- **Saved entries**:
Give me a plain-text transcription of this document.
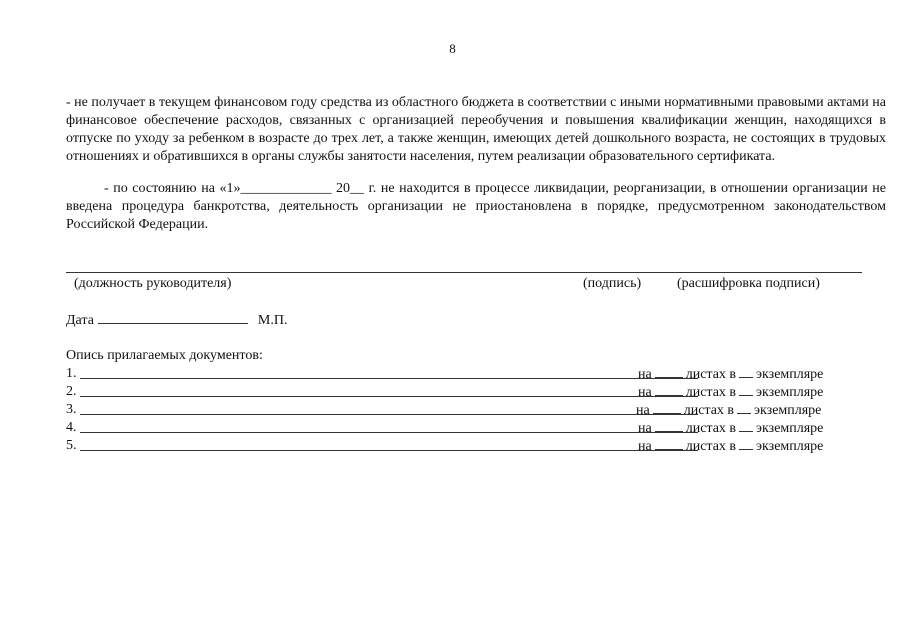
8

- не получает в текущем финансовом году средства из областного бюджета в соответствии с иными нормативными правовыми актами на финансовое обеспечение расходов, связанных с организацией переобучения и повышения квалификации женщин, находящихся в отпуске по уходу за ребенком в возрасте до трех лет, а также женщин, имеющих детей дошкольного возраста, не состоящих в трудовых отношениях и обратившихся в органы службы занятости населения, путем реализации образовательного сертификата.

- по состоянию на «1»_____________ 20__ г. не находится в процессе ликвидации, реорганизации, в отношении организации не введена процедура банкротства, деятельность организации не приостановлена в порядке, предусмотренном законодательством Российской Федерации.

(должность руководителя)	(подпись)	(расшифровка подписи)
Дата	М.П.
Опись прилагаемых документов:
1.	на листах в экземпляре
2.	на листах в экземпляре
3.	на листах в экземпляре
4.	на листах в экземпляре
5.	на листах в экземпляре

- **WHAT YOU NEED TO DO**:
Please write out all the data again word for word, but not the pictures.

- **SOLUTION FOR THIS PROBLEM**:
Give me a plain-text transcription of this document.
8

- не получает в текущем финансовом году средства из областного бюджета в соответствии с иными нормативными правовыми актами на финансовое обеспечение расходов, связанных с организацией переобучения и повышения квалификации женщин, находящихся в отпуске по уходу за ребенком в возрасте до трех лет, а также женщин, имеющих детей дошкольного возраста, не состоящих в трудовых отношениях и обратившихся в органы службы занятости населения, путем реализации образовательного сертификата.

- по состоянию на «1»_____________ 20__ г. не находится в процессе ликвидации, реорганизации, в отношении организации не введена процедура банкротства, деятельность организации не приостановлена в порядке, предусмотренном законодательством Российской Федерации.

(должность руководителя)	(подпись)	(расшифровка подписи)
Дата	М.П.
Опись прилагаемых документов:
1.	на листах в экземпляре
2.	на листах в экземпляре
3.	на листах в экземпляре
4.	на листах в экземпляре
5.	на листах в экземпляре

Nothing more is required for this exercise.